__EXERCISE__:
Reproduce the following lines word for word, leaving out any pictures.

[Raw records]
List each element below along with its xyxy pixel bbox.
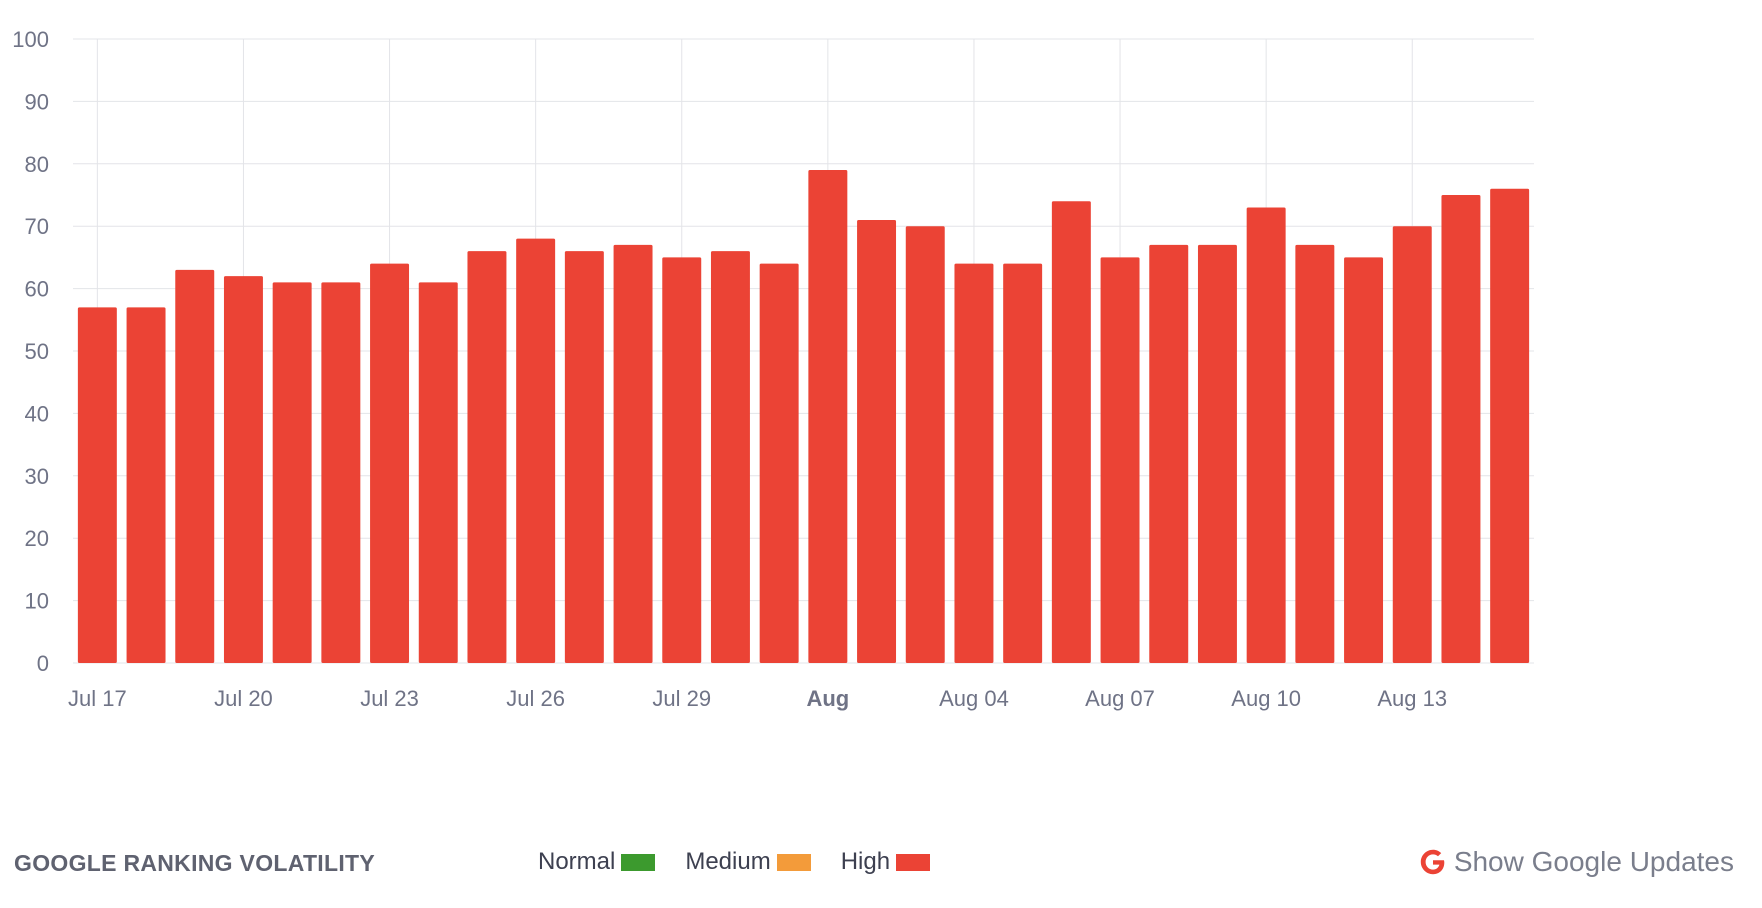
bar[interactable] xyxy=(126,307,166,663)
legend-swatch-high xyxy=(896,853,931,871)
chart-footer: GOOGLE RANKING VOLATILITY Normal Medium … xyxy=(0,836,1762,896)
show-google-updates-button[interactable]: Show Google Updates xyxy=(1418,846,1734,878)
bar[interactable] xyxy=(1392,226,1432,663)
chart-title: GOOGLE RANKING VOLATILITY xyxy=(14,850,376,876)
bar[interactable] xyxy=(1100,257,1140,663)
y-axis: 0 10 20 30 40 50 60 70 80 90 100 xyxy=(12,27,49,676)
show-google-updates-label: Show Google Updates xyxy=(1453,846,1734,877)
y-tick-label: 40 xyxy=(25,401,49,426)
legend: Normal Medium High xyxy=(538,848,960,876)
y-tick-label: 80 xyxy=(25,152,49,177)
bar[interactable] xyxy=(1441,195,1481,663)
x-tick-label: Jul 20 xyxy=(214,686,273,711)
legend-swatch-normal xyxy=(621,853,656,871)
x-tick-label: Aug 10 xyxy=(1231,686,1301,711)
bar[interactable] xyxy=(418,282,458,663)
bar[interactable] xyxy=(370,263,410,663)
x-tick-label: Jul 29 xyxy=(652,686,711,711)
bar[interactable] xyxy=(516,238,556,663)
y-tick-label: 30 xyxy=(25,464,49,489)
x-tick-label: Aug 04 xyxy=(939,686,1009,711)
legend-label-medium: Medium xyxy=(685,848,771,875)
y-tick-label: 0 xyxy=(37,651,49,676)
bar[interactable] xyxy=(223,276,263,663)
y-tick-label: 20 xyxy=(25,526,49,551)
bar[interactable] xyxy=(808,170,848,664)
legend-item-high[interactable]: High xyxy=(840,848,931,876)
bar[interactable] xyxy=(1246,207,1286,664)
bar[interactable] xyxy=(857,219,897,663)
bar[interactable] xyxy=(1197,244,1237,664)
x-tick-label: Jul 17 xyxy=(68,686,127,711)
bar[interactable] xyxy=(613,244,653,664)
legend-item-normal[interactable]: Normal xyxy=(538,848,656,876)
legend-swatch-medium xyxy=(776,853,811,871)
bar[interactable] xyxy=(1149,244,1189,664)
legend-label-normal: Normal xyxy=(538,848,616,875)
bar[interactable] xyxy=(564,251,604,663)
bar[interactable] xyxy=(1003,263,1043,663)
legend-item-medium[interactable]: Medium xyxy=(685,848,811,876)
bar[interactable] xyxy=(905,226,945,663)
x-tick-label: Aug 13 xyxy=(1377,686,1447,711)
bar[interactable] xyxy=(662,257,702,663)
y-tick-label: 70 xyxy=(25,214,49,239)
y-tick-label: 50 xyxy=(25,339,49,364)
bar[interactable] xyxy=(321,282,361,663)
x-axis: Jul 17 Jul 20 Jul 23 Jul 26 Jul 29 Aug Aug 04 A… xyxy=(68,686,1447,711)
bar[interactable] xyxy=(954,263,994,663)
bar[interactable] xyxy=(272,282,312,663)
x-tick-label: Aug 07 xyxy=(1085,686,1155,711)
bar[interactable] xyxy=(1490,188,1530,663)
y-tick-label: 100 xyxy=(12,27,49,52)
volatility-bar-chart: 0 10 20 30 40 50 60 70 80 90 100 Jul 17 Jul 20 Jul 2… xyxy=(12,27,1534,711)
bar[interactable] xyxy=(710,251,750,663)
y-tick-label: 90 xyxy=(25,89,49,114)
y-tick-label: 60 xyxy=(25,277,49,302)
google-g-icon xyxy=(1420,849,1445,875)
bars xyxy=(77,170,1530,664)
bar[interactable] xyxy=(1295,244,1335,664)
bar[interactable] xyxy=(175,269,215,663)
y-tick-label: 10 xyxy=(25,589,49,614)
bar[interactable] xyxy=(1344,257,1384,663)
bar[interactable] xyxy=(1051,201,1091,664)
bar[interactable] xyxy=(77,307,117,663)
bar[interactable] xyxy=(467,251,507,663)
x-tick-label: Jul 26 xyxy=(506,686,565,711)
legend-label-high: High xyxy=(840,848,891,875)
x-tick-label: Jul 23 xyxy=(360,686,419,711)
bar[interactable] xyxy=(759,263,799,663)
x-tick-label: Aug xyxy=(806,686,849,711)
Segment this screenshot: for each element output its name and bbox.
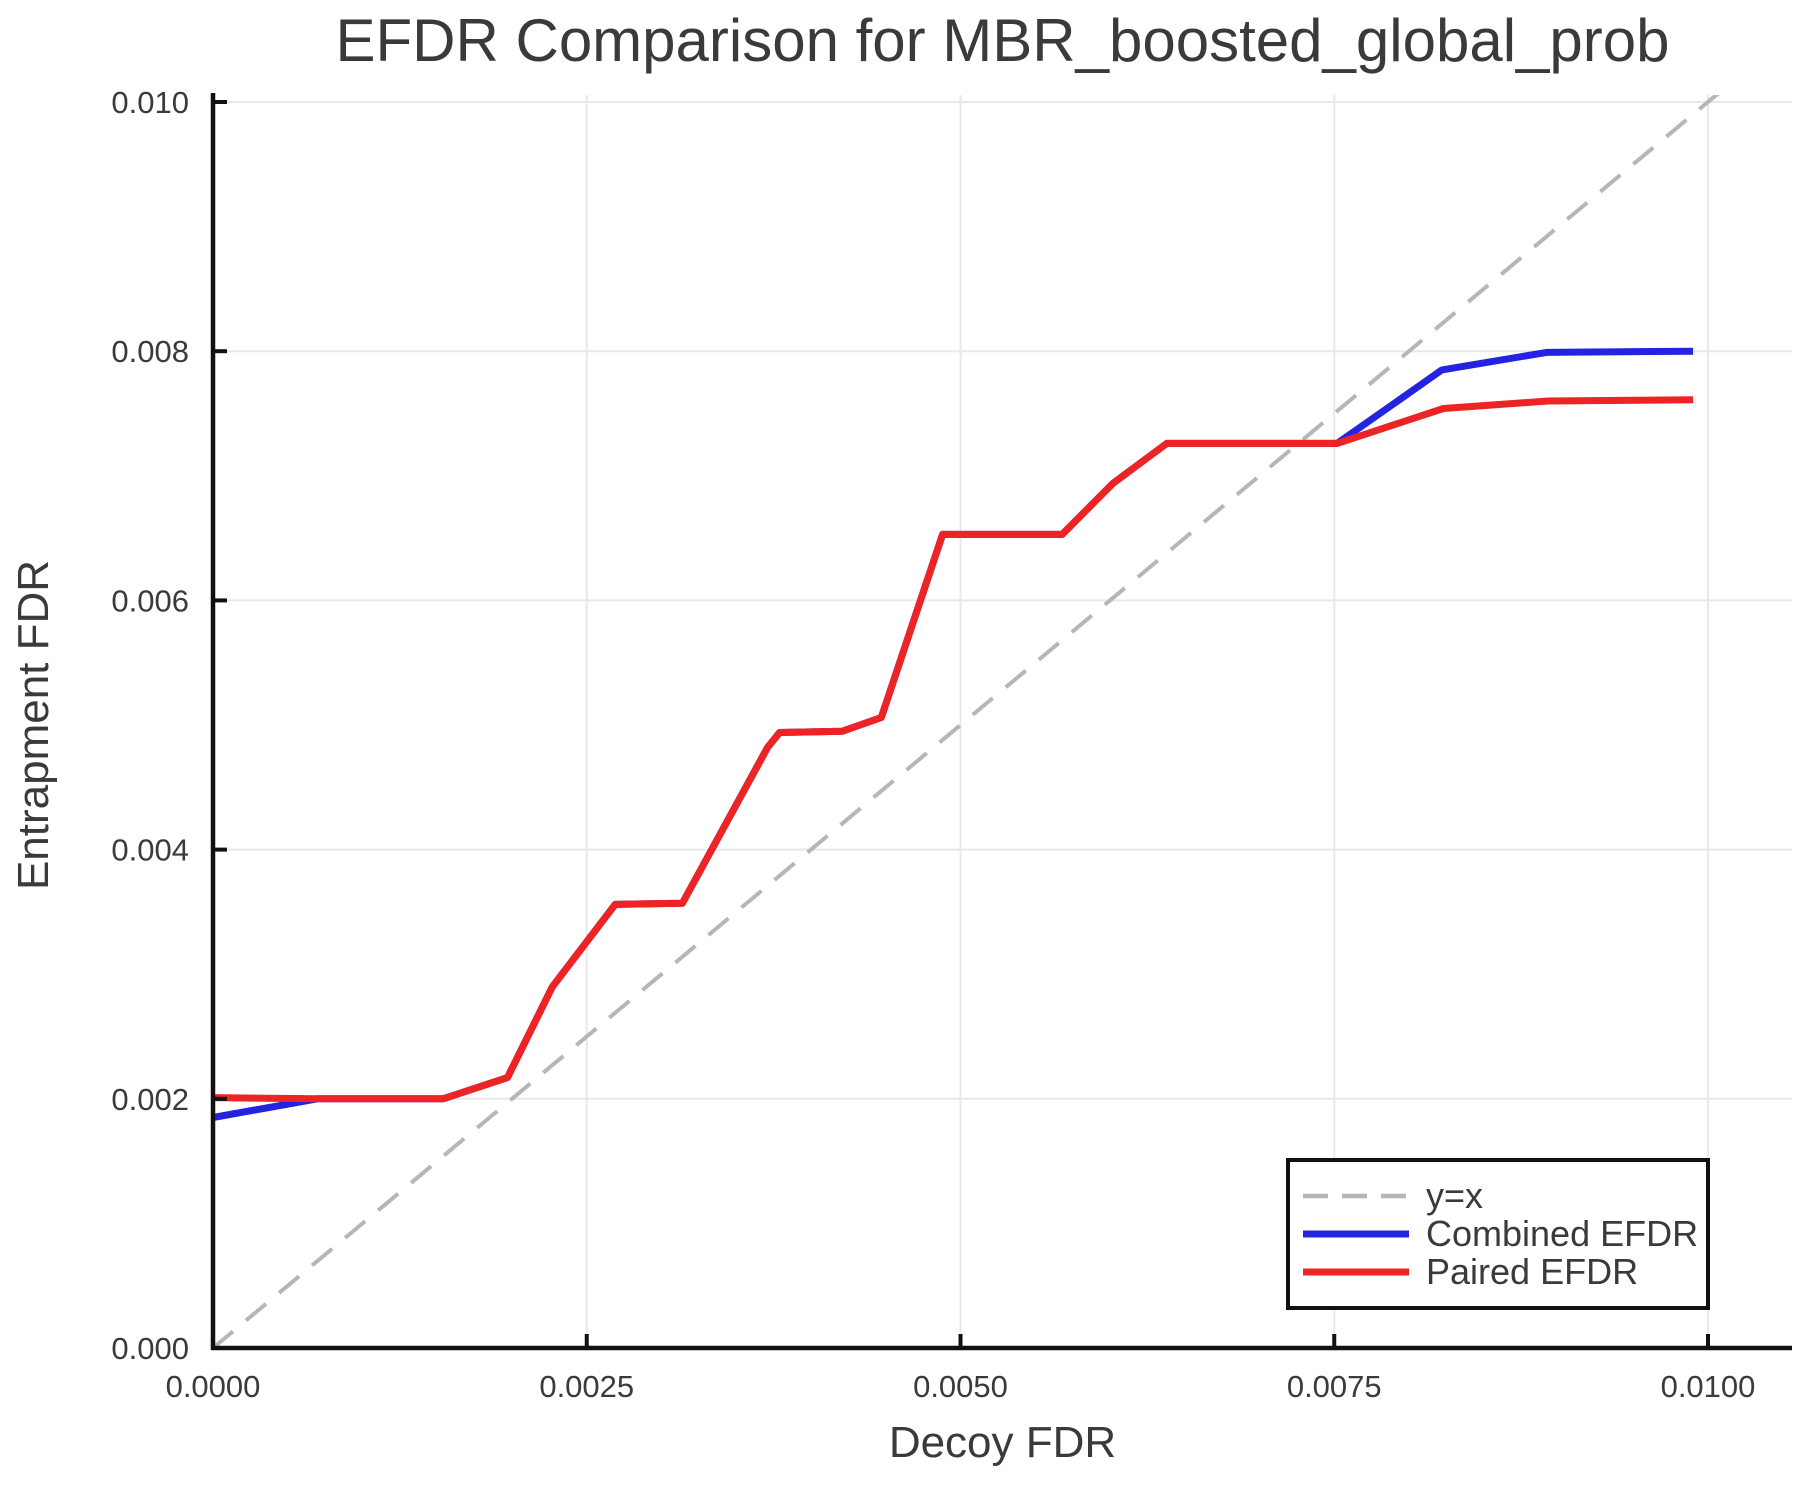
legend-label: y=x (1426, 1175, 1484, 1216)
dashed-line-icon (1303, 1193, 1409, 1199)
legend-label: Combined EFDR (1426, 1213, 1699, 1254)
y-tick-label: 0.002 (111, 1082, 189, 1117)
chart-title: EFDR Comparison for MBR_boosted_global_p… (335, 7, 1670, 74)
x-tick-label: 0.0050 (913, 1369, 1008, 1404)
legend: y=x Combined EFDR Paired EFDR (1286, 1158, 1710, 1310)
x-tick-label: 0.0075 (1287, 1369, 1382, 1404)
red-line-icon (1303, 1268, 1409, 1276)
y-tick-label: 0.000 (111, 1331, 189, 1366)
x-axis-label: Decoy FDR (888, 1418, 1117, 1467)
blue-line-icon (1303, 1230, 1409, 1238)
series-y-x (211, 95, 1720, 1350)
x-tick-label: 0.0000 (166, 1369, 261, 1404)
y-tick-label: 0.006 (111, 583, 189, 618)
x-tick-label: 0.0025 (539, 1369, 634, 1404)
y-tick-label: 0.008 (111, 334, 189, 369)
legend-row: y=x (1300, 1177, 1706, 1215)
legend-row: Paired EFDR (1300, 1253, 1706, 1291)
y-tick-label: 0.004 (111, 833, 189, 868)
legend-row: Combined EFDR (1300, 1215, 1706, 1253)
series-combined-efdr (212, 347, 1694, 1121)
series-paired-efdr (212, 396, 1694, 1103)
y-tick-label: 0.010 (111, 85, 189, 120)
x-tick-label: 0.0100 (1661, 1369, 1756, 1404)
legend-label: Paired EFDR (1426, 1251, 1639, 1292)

__SOLUTION FOR THIS TASK__:
List each element below along with its xyxy pixel bbox.
bar[interactable] xyxy=(126,307,166,663)
legend-swatch-high xyxy=(896,853,931,871)
chart-footer: GOOGLE RANKING VOLATILITY Normal Medium … xyxy=(0,836,1762,896)
show-google-updates-button[interactable]: Show Google Updates xyxy=(1418,846,1734,878)
bar[interactable] xyxy=(1392,226,1432,663)
chart-title: GOOGLE RANKING VOLATILITY xyxy=(14,850,376,876)
bar[interactable] xyxy=(1100,257,1140,663)
y-axis: 0 10 20 30 40 50 60 70 80 90 100 xyxy=(12,27,49,676)
show-google-updates-label: Show Google Updates xyxy=(1453,846,1734,877)
y-tick-label: 40 xyxy=(25,401,49,426)
legend: Normal Medium High xyxy=(538,848,960,876)
y-tick-label: 80 xyxy=(25,152,49,177)
bar[interactable] xyxy=(1441,195,1481,663)
x-tick-label: Jul 20 xyxy=(214,686,273,711)
legend-swatch-normal xyxy=(621,853,656,871)
x-tick-label: Aug 10 xyxy=(1231,686,1301,711)
bar[interactable] xyxy=(418,282,458,663)
bar[interactable] xyxy=(370,263,410,663)
x-tick-label: Jul 29 xyxy=(652,686,711,711)
bar[interactable] xyxy=(516,238,556,663)
y-tick-label: 30 xyxy=(25,464,49,489)
x-tick-label: Aug 04 xyxy=(939,686,1009,711)
legend-label-medium: Medium xyxy=(685,848,771,875)
y-tick-label: 0 xyxy=(37,651,49,676)
bar[interactable] xyxy=(223,276,263,663)
y-tick-label: 20 xyxy=(25,526,49,551)
bar[interactable] xyxy=(808,170,848,664)
legend-item-high[interactable]: High xyxy=(840,848,931,876)
bar[interactable] xyxy=(1246,207,1286,664)
bar[interactable] xyxy=(857,219,897,663)
bar[interactable] xyxy=(1197,244,1237,664)
x-tick-label: Jul 17 xyxy=(68,686,127,711)
bar[interactable] xyxy=(613,244,653,664)
legend-item-normal[interactable]: Normal xyxy=(538,848,656,876)
legend-swatch-medium xyxy=(776,853,811,871)
bar[interactable] xyxy=(1149,244,1189,664)
legend-label-normal: Normal xyxy=(538,848,616,875)
bar[interactable] xyxy=(564,251,604,663)
bar[interactable] xyxy=(1003,263,1043,663)
legend-item-medium[interactable]: Medium xyxy=(685,848,811,876)
bar[interactable] xyxy=(905,226,945,663)
x-tick-label: Aug 13 xyxy=(1377,686,1447,711)
bar[interactable] xyxy=(662,257,702,663)
y-tick-label: 70 xyxy=(25,214,49,239)
y-tick-label: 50 xyxy=(25,339,49,364)
bar[interactable] xyxy=(321,282,361,663)
x-axis: Jul 17 Jul 20 Jul 23 Jul 26 Jul 29 Aug Aug 04 A… xyxy=(68,686,1447,711)
bar[interactable] xyxy=(954,263,994,663)
bar[interactable] xyxy=(272,282,312,663)
x-tick-label: Aug 07 xyxy=(1085,686,1155,711)
bar[interactable] xyxy=(1490,188,1530,663)
y-tick-label: 100 xyxy=(12,27,49,52)
volatility-bar-chart: 0 10 20 30 40 50 60 70 80 90 100 Jul 17 Jul 20 Jul 2… xyxy=(12,27,1534,711)
bar[interactable] xyxy=(710,251,750,663)
y-tick-label: 90 xyxy=(25,89,49,114)
y-tick-label: 60 xyxy=(25,277,49,302)
google-g-icon xyxy=(1420,849,1445,875)
bars xyxy=(77,170,1530,664)
bar[interactable] xyxy=(1295,244,1335,664)
bar[interactable] xyxy=(175,269,215,663)
y-tick-label: 10 xyxy=(25,589,49,614)
bar[interactable] xyxy=(1344,257,1384,663)
bar[interactable] xyxy=(1051,201,1091,664)
bar[interactable] xyxy=(77,307,117,663)
bar[interactable] xyxy=(467,251,507,663)
x-tick-label: Jul 26 xyxy=(506,686,565,711)
legend-label-high: High xyxy=(840,848,891,875)
x-tick-label: Jul 23 xyxy=(360,686,419,711)
bar[interactable] xyxy=(759,263,799,663)
x-tick-label: Aug xyxy=(806,686,849,711)
Segment this screenshot: for each element output its name and bbox.
legend-label: y=x (1426, 1175, 1484, 1216)
dashed-line-icon (1303, 1193, 1409, 1199)
legend-label: Combined EFDR (1426, 1213, 1699, 1254)
y-tick-label: 0.002 (111, 1082, 189, 1117)
chart-title: EFDR Comparison for MBR_boosted_global_p… (335, 7, 1670, 74)
x-tick-label: 0.0050 (913, 1369, 1008, 1404)
legend: y=x Combined EFDR Paired EFDR (1286, 1158, 1710, 1310)
x-tick-label: 0.0075 (1287, 1369, 1382, 1404)
red-line-icon (1303, 1268, 1409, 1276)
y-tick-label: 0.000 (111, 1331, 189, 1366)
x-axis-label: Decoy FDR (888, 1418, 1117, 1467)
blue-line-icon (1303, 1230, 1409, 1238)
series-y-x (211, 95, 1720, 1350)
x-tick-label: 0.0000 (166, 1369, 261, 1404)
y-tick-label: 0.006 (111, 583, 189, 618)
x-tick-label: 0.0025 (539, 1369, 634, 1404)
y-tick-label: 0.008 (111, 334, 189, 369)
legend-row: y=x (1300, 1177, 1706, 1215)
legend-row: Paired EFDR (1300, 1253, 1706, 1291)
y-tick-label: 0.004 (111, 833, 189, 868)
legend-row: Combined EFDR (1300, 1215, 1706, 1253)
series-combined-efdr (212, 347, 1694, 1121)
series-paired-efdr (212, 396, 1694, 1103)
y-tick-label: 0.010 (111, 85, 189, 120)
x-tick-label: 0.0100 (1661, 1369, 1756, 1404)
legend-label: Paired EFDR (1426, 1251, 1639, 1292)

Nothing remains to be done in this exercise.